╔══
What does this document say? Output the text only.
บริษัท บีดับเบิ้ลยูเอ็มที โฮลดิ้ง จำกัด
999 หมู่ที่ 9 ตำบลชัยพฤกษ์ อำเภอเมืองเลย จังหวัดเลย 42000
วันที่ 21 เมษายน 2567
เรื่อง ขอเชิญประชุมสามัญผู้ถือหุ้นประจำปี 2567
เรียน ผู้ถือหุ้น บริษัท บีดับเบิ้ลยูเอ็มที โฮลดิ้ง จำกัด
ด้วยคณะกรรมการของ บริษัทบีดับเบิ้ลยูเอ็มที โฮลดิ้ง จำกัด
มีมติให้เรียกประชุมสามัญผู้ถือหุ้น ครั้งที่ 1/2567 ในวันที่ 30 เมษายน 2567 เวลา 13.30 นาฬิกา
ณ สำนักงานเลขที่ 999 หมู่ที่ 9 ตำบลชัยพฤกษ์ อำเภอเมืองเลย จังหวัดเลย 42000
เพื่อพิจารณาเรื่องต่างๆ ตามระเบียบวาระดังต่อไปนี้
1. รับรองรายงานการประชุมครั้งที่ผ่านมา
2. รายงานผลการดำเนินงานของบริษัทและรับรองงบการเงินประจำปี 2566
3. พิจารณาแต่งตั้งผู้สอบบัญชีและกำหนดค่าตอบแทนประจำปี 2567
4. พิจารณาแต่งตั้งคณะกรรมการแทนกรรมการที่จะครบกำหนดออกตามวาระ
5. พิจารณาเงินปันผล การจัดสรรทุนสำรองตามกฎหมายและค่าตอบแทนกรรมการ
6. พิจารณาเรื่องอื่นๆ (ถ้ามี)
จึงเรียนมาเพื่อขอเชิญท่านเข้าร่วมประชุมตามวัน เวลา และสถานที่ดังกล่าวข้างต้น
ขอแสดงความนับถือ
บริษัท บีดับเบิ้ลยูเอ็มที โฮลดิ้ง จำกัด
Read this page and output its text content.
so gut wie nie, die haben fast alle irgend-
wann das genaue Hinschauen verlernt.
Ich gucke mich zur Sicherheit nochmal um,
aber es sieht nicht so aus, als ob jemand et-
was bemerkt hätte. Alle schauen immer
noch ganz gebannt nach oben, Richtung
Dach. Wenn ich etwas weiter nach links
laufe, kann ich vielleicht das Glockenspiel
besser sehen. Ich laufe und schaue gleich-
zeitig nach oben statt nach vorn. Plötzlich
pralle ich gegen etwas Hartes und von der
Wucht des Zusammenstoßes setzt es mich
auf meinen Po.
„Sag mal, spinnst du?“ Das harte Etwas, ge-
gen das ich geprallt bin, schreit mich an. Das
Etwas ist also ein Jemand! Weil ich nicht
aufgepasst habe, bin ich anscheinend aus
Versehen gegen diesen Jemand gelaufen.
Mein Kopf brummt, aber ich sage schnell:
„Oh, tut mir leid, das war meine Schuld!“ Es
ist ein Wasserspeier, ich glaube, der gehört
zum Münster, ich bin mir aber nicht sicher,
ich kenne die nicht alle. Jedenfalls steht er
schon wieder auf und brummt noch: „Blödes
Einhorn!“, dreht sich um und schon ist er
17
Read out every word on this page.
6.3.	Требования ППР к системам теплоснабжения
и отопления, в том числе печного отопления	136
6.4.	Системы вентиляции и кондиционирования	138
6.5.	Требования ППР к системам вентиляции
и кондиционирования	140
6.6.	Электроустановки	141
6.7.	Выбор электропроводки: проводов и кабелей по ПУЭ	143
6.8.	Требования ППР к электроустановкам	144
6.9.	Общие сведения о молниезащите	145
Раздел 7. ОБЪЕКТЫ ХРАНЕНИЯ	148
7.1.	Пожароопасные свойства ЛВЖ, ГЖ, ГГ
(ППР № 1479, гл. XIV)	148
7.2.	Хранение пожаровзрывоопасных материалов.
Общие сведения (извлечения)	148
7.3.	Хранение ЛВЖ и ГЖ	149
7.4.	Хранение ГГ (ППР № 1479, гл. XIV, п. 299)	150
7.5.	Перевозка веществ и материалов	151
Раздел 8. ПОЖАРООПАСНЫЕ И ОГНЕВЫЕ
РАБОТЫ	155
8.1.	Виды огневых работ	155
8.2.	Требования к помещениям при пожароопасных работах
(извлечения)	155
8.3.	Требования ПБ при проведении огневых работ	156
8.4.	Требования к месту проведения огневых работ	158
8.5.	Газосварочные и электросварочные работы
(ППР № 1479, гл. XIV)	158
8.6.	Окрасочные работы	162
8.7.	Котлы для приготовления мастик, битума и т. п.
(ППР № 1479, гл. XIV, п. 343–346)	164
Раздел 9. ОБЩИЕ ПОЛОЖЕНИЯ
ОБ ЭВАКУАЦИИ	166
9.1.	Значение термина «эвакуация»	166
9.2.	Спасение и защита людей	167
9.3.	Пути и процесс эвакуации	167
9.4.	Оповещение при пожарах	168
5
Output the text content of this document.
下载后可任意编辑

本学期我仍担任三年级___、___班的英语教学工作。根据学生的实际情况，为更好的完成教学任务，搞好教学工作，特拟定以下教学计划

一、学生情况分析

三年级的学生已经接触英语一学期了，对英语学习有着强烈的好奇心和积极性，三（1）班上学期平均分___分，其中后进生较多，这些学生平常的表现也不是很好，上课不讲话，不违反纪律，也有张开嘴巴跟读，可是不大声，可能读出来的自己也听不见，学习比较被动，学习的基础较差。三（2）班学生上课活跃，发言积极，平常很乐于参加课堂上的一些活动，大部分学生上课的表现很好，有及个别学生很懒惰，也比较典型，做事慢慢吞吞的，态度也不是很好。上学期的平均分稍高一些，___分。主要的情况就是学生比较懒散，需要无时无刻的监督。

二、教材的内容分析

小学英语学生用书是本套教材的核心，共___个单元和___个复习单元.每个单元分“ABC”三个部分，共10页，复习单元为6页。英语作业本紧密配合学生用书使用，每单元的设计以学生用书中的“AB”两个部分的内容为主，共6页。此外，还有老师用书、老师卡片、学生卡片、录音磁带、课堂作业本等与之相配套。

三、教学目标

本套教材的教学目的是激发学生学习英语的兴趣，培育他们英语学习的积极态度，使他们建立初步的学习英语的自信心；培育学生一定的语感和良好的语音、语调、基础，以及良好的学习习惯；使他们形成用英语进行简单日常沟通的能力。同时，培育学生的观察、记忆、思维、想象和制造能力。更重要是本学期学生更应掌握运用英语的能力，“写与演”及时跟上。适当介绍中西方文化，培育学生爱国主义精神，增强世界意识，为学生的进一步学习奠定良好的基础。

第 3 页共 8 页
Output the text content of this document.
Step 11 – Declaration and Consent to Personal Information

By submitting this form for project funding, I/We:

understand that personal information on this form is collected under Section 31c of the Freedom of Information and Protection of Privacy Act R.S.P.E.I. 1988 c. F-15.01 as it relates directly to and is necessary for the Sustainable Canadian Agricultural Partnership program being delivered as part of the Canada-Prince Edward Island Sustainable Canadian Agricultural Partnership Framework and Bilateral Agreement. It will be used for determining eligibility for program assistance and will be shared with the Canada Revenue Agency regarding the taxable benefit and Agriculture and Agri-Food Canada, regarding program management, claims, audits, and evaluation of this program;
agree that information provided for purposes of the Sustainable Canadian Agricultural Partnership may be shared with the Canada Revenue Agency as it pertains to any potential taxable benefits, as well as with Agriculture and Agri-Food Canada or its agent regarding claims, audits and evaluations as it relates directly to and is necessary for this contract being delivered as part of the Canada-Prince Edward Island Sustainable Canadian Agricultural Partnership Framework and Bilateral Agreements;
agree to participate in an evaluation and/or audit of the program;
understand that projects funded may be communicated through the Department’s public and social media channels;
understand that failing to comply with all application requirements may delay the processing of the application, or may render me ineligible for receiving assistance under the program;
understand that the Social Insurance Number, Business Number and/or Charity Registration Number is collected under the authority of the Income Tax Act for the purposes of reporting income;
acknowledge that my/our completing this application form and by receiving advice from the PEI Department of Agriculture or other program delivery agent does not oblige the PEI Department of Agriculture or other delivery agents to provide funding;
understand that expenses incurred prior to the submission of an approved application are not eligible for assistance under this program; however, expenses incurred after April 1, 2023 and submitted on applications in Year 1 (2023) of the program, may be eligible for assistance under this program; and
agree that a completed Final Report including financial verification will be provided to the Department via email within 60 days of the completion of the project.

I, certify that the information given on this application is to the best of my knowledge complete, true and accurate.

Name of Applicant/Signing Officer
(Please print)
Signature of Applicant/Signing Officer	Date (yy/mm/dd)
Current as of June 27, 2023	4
╚══
*Task objective:*
Copy out every line from the material above in which the word "relates" appears.

*Correct response:*
understand that personal information on this form is collected under Section 31c of the Freedom of Information and Protection of Privacy Act R.S.P.E.I. 1988 c. F-15.01 as it relates directly to and is necessary for the Sustainable Canadian Agricultural Partnership program being delivered as part of the Canada-Prince Edward Island Sustainable Canadian Agricultural Partnership Framework and Bilateral Agreement. It will be used for determining eligibility for program assistance and will be shared with the Canada Revenue Agency regarding the taxable benefit and Agriculture and Agri-Food Canada, regarding program management, claims, audits, and evaluation of this program;
agree that information provided for purposes of the Sustainable Canadian Agricultural Partnership may be shared with the Canada Revenue Agency as it pertains to any potential taxable benefits, as well as with Agriculture and Agri-Food Canada or its agent regarding claims, audits and evaluations as it relates directly to and is necessary for this contract being delivered as part of the Canada-Prince Edward Island Sustainable Canadian Agricultural Partnership Framework and Bilateral Agreements;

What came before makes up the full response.